(Dataset excerpt)
-------

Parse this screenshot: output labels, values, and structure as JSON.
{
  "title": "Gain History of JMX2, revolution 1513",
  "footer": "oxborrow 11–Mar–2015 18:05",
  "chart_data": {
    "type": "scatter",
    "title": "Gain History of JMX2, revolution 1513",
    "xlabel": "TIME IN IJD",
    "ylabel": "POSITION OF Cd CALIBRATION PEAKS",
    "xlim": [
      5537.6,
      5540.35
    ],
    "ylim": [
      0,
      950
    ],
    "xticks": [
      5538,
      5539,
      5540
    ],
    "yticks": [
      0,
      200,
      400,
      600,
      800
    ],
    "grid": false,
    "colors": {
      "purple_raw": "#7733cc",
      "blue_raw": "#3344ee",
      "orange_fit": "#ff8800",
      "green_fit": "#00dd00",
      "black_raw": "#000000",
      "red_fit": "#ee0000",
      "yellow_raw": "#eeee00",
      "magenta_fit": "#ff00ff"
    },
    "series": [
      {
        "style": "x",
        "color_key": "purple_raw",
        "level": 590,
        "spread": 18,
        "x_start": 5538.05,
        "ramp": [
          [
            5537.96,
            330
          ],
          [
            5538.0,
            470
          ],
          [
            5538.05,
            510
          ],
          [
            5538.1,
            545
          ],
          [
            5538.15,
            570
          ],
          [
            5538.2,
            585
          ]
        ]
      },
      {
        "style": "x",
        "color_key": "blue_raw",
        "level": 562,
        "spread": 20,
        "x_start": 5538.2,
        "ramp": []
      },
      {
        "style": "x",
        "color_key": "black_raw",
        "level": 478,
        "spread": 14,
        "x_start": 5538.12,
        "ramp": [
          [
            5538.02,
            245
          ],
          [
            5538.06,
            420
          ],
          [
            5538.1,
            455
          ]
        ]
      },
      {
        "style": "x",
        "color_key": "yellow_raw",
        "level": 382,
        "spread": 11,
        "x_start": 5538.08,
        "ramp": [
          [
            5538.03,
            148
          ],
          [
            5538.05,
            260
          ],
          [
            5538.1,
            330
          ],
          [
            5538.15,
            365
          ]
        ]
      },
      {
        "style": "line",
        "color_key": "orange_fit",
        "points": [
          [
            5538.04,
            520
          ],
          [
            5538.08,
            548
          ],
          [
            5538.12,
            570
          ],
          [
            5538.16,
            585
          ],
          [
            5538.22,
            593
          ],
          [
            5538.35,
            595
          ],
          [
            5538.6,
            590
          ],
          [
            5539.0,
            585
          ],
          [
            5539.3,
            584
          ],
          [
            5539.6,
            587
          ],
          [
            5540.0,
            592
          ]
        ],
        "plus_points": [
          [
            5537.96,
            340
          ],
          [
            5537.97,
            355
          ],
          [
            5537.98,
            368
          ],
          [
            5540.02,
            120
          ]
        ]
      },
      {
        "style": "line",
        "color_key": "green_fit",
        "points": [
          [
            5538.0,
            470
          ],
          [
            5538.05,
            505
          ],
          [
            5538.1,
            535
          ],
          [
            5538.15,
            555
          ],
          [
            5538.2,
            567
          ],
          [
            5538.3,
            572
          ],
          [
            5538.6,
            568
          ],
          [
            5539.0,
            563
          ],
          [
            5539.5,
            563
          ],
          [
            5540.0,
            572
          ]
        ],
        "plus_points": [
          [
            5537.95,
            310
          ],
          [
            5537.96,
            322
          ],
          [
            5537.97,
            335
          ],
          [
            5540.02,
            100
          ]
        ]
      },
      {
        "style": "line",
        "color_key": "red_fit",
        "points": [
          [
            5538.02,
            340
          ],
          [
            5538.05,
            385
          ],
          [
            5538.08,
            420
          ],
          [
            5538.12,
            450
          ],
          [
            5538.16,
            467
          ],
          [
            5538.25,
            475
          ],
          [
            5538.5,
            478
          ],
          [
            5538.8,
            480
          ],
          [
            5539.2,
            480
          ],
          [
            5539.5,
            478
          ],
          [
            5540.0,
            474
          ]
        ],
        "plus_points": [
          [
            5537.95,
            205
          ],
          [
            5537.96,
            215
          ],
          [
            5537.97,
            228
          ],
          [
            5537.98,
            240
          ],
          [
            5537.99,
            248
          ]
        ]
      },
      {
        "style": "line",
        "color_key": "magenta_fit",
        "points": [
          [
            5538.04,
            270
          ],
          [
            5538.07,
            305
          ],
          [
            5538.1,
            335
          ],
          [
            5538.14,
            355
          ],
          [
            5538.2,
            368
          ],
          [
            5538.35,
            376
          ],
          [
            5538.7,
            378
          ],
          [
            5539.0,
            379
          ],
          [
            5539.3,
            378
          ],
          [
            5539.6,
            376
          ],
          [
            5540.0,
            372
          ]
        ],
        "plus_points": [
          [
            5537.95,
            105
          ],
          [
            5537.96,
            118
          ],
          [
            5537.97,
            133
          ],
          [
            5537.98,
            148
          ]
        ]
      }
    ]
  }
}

-------

PROBLEM DESCRIPTION:
Copy out all the entries shown above, character for character.

THE REPLY:
Parse this screenshot: output labels, values, and structure as JSON.
{
  "title": "Gain History of JMX2, revolution 1513",
  "footer": "oxborrow 11–Mar–2015 18:05",
  "chart_data": {
    "type": "scatter",
    "title": "Gain History of JMX2, revolution 1513",
    "xlabel": "TIME IN IJD",
    "ylabel": "POSITION OF Cd CALIBRATION PEAKS",
    "xlim": [
      5537.6,
      5540.35
    ],
    "ylim": [
      0,
      950
    ],
    "xticks": [
      5538,
      5539,
      5540
    ],
    "yticks": [
      0,
      200,
      400,
      600,
      800
    ],
    "grid": false,
    "colors": {
      "purple_raw": "#7733cc",
      "blue_raw": "#3344ee",
      "orange_fit": "#ff8800",
      "green_fit": "#00dd00",
      "black_raw": "#000000",
      "red_fit": "#ee0000",
      "yellow_raw": "#eeee00",
      "magenta_fit": "#ff00ff"
    },
    "series": [
      {
        "style": "x",
        "color_key": "purple_raw",
        "level": 590,
        "spread": 18,
        "x_start": 5538.05,
        "ramp": [
          [
            5537.96,
            330
          ],
          [
            5538.0,
            470
          ],
          [
            5538.05,
            510
          ],
          [
            5538.1,
            545
          ],
          [
            5538.15,
            570
          ],
          [
            5538.2,
            585
          ]
        ]
      },
      {
        "style": "x",
        "color_key": "blue_raw",
        "level": 562,
        "spread": 20,
        "x_start": 5538.2,
        "ramp": []
      },
      {
        "style": "x",
        "color_key": "black_raw",
        "level": 478,
        "spread": 14,
        "x_start": 5538.12,
        "ramp": [
          [
            5538.02,
            245
          ],
          [
            5538.06,
            420
          ],
          [
            5538.1,
            455
          ]
        ]
      },
      {
        "style": "x",
        "color_key": "yellow_raw",
        "level": 382,
        "spread": 11,
        "x_start": 5538.08,
        "ramp": [
          [
            5538.03,
            148
          ],
          [
            5538.05,
            260
          ],
          [
            5538.1,
            330
          ],
          [
            5538.15,
            365
          ]
        ]
      },
      {
        "style": "line",
        "color_key": "orange_fit",
        "points": [
          [
            5538.04,
            520
          ],
          [
            5538.08,
            548
          ],
          [
            5538.12,
            570
          ],
          [
            5538.16,
            585
          ],
          [
            5538.22,
            593
          ],
          [
            5538.35,
            595
          ],
          [
            5538.6,
            590
          ],
          [
            5539.0,
            585
          ],
          [
            5539.3,
            584
          ],
          [
            5539.6,
            587
          ],
          [
            5540.0,
            592
          ]
        ],
        "plus_points": [
          [
            5537.96,
            340
          ],
          [
            5537.97,
            355
          ],
          [
            5537.98,
            368
          ],
          [
            5540.02,
            120
          ]
        ]
      },
      {
        "style": "line",
        "color_key": "green_fit",
        "points": [
          [
            5538.0,
            470
          ],
          [
            5538.05,
            505
          ],
          [
            5538.1,
            535
          ],
          [
            5538.15,
            555
          ],
          [
            5538.2,
            567
          ],
          [
            5538.3,
            572
          ],
          [
            5538.6,
            568
          ],
          [
            5539.0,
            563
          ],
          [
            5539.5,
            563
          ],
          [
            5540.0,
            572
          ]
        ],
        "plus_points": [
          [
            5537.95,
            310
          ],
          [
            5537.96,
            322
          ],
          [
            5537.97,
            335
          ],
          [
            5540.02,
            100
          ]
        ]
      },
      {
        "style": "line",
        "color_key": "red_fit",
        "points": [
          [
            5538.02,
            340
          ],
          [
            5538.05,
            385
          ],
          [
            5538.08,
            420
          ],
          [
            5538.12,
            450
          ],
          [
            5538.16,
            467
          ],
          [
            5538.25,
            475
          ],
          [
            5538.5,
            478
          ],
          [
            5538.8,
            480
          ],
          [
            5539.2,
            480
          ],
          [
            5539.5,
            478
          ],
          [
            5540.0,
            474
          ]
        ],
        "plus_points": [
          [
            5537.95,
            205
          ],
          [
            5537.96,
            215
          ],
          [
            5537.97,
            228
          ],
          [
            5537.98,
            240
          ],
          [
            5537.99,
            248
          ]
        ]
      },
      {
        "style": "line",
        "color_key": "magenta_fit",
        "points": [
          [
            5538.04,
            270
          ],
          [
            5538.07,
            305
          ],
          [
            5538.1,
            335
          ],
          [
            5538.14,
            355
          ],
          [
            5538.2,
            368
          ],
          [
            5538.35,
            376
          ],
          [
            5538.7,
            378
          ],
          [
            5539.0,
            379
          ],
          [
            5539.3,
            378
          ],
          [
            5539.6,
            376
          ],
          [
            5540.0,
            372
          ]
        ],
        "plus_points": [
          [
            5537.95,
            105
          ],
          [
            5537.96,
            118
          ],
          [
            5537.97,
            133
          ],
          [
            5537.98,
            148
          ]
        ]
      }
    ]
  }
}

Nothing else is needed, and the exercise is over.